* **What is needed**
Look through the data for the string "items". Copy every line where it is found.
----
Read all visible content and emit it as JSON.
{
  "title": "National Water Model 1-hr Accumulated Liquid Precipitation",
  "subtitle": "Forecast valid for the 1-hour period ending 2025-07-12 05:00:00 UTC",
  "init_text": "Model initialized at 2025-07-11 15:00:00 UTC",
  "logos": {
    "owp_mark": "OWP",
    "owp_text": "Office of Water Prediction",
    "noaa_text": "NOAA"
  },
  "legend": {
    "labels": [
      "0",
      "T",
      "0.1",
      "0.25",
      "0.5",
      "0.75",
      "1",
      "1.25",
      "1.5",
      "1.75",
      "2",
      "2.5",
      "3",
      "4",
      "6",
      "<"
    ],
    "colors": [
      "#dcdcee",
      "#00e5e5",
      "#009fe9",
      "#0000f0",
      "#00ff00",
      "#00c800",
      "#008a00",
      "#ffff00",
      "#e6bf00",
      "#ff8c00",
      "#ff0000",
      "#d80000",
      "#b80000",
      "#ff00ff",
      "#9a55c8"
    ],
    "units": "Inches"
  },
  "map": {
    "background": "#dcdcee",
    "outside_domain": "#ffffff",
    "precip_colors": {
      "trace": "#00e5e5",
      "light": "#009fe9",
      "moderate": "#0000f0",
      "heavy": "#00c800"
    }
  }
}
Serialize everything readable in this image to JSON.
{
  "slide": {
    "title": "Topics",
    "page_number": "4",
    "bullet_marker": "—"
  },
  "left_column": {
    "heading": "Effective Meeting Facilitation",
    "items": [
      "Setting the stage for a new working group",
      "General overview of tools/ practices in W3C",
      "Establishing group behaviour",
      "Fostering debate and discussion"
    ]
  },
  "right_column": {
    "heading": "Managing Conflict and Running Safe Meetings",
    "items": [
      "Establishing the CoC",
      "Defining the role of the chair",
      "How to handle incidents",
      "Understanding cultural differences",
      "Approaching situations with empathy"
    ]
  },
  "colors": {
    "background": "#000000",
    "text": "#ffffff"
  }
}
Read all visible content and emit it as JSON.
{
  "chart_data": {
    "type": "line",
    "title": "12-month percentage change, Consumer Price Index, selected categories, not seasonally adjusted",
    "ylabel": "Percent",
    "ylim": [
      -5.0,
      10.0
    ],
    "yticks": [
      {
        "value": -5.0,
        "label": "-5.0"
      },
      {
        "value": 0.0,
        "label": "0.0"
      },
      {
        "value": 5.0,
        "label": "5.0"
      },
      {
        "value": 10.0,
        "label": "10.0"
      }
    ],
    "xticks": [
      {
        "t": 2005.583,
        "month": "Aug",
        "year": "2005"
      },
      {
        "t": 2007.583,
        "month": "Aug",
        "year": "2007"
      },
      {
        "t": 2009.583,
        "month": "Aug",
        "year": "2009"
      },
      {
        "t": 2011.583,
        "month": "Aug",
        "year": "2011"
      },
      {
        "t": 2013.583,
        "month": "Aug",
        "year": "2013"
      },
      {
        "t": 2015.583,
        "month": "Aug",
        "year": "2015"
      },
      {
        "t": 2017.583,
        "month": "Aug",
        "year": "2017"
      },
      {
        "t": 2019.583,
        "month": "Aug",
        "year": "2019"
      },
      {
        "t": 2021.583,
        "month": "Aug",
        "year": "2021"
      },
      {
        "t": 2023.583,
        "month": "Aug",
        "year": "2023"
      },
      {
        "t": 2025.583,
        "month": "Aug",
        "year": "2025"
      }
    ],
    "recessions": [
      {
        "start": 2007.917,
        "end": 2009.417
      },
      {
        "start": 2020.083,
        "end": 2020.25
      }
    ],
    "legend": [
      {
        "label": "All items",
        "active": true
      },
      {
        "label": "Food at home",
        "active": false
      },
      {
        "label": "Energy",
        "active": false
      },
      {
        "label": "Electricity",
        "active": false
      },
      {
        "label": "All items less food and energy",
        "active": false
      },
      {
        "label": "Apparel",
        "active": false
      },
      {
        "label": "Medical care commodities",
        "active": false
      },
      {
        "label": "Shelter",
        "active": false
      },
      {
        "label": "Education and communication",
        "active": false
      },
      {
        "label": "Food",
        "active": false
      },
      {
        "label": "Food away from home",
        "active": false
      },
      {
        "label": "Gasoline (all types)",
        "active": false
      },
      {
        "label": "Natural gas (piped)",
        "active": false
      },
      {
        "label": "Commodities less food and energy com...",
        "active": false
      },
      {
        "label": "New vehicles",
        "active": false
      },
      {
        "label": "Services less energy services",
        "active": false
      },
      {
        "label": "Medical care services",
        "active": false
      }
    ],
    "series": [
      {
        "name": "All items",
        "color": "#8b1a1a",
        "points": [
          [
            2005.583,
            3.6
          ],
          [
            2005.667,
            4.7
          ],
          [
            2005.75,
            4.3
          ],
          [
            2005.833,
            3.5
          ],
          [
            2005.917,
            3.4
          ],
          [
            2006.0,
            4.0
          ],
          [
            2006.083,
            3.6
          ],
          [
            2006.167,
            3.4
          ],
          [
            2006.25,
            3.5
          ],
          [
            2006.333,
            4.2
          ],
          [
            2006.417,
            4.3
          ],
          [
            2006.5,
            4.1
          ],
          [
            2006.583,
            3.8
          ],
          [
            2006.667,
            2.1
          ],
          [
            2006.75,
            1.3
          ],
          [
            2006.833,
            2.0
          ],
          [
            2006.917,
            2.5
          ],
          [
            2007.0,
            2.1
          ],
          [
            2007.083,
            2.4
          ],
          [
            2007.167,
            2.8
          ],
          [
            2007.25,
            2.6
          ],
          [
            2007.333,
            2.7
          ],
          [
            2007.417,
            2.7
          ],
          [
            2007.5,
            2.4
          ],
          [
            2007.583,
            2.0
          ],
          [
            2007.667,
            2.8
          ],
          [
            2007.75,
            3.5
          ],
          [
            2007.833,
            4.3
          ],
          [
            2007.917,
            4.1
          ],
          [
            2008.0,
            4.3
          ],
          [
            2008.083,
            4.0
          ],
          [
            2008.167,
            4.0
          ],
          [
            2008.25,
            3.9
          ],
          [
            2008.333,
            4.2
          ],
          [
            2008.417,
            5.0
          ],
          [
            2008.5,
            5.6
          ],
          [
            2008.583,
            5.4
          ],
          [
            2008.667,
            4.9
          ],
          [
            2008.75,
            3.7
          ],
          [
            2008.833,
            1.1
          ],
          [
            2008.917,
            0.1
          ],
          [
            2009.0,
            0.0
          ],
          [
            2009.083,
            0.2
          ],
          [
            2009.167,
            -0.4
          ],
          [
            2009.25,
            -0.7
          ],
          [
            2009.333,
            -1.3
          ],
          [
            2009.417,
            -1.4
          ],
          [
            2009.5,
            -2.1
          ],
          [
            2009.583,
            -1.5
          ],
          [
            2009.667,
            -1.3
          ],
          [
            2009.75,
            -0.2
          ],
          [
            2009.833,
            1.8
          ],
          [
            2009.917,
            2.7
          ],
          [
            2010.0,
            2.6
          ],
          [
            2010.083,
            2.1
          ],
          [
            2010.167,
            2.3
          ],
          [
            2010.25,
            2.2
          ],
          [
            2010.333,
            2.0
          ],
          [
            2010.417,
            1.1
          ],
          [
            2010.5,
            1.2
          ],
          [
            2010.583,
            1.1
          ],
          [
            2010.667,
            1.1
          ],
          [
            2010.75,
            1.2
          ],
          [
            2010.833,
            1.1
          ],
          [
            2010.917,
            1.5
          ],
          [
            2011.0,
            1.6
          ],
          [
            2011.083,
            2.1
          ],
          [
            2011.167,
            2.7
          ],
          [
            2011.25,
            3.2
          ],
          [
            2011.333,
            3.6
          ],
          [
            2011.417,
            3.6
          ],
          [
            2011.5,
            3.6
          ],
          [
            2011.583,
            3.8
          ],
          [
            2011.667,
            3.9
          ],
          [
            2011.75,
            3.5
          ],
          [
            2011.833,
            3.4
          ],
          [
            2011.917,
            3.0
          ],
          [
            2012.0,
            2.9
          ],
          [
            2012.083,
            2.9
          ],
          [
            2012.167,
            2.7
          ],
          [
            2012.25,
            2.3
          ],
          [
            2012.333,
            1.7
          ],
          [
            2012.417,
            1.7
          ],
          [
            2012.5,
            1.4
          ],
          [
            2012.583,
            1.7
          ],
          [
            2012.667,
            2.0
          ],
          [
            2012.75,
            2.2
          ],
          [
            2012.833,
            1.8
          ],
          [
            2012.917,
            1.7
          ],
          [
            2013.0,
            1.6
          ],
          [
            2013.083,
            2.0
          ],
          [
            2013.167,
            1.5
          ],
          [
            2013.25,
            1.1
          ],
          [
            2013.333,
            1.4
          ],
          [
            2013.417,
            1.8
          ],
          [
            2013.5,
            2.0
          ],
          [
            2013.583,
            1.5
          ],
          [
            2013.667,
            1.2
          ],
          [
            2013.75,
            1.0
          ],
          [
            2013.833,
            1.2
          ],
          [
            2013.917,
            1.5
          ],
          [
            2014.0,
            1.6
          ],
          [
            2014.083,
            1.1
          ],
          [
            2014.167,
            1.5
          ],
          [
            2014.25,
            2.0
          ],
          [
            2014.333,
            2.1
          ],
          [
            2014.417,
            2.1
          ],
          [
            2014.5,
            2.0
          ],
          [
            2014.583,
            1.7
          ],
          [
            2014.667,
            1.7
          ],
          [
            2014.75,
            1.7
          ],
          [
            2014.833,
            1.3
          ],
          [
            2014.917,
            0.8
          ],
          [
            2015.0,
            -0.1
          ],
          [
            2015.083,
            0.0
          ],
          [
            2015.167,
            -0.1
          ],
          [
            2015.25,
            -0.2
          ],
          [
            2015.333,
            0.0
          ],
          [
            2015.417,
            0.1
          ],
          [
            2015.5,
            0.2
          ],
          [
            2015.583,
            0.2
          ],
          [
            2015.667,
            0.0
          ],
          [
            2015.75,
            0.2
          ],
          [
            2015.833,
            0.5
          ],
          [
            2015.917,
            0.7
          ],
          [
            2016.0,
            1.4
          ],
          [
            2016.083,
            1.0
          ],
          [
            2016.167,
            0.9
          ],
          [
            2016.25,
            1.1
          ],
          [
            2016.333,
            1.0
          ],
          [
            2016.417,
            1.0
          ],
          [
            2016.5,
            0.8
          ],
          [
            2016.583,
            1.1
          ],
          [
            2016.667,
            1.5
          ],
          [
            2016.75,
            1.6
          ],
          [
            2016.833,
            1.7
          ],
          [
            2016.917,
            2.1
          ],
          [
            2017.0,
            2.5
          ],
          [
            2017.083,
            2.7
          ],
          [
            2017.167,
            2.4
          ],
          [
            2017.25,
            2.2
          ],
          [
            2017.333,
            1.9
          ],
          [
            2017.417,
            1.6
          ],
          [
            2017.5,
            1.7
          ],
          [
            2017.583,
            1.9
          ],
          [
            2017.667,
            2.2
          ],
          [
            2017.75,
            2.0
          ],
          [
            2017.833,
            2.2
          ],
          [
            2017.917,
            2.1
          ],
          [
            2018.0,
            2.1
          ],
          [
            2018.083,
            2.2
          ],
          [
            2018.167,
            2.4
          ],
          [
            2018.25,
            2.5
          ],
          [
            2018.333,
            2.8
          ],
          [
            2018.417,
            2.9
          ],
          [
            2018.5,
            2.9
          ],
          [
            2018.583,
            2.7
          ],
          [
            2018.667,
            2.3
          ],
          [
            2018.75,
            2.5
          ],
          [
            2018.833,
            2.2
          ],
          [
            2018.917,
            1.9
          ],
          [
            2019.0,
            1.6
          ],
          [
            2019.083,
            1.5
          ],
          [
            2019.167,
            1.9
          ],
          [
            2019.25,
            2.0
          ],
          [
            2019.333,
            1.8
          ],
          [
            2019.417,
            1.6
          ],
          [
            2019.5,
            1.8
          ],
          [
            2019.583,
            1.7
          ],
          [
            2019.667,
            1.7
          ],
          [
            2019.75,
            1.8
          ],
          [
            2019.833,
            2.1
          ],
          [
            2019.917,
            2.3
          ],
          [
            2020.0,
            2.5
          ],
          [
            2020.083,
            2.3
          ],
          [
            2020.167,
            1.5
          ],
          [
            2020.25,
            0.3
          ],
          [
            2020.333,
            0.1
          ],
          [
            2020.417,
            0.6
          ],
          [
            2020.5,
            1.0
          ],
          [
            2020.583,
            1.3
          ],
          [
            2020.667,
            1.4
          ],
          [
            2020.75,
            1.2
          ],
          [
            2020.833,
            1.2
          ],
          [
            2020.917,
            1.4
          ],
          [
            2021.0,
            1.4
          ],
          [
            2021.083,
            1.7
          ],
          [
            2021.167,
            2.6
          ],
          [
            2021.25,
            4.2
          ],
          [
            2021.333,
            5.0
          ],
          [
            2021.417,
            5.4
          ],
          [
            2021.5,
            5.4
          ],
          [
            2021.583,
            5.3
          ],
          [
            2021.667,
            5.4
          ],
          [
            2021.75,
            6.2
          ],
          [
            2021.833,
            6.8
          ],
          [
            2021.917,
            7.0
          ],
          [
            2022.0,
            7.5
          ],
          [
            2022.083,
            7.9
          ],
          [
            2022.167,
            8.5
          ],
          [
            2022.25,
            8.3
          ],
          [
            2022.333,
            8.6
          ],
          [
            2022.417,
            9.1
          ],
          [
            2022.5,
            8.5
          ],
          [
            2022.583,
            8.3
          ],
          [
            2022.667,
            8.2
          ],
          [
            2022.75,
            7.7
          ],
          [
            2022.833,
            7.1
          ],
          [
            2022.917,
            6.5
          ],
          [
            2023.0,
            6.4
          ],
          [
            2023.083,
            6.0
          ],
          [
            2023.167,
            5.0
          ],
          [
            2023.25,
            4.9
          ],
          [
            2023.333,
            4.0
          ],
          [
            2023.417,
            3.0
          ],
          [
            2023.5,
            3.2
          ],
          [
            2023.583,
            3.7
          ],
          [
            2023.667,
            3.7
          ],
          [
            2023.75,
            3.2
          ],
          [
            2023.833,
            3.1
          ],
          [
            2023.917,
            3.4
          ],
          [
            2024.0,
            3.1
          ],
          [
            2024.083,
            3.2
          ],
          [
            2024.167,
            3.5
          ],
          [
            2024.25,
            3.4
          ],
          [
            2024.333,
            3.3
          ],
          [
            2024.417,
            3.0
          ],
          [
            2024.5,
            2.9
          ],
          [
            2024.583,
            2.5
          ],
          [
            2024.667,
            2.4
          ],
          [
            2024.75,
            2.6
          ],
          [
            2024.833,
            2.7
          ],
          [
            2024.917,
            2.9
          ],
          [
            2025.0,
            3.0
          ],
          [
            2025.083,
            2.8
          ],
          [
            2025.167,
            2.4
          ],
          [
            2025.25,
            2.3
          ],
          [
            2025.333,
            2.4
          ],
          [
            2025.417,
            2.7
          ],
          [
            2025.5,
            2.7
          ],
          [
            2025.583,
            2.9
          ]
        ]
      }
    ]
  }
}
----
* **Full response**
    "items": [
    "items": [
        "label": "All items",
        "label": "All items less food and energy",
        "name": "All items",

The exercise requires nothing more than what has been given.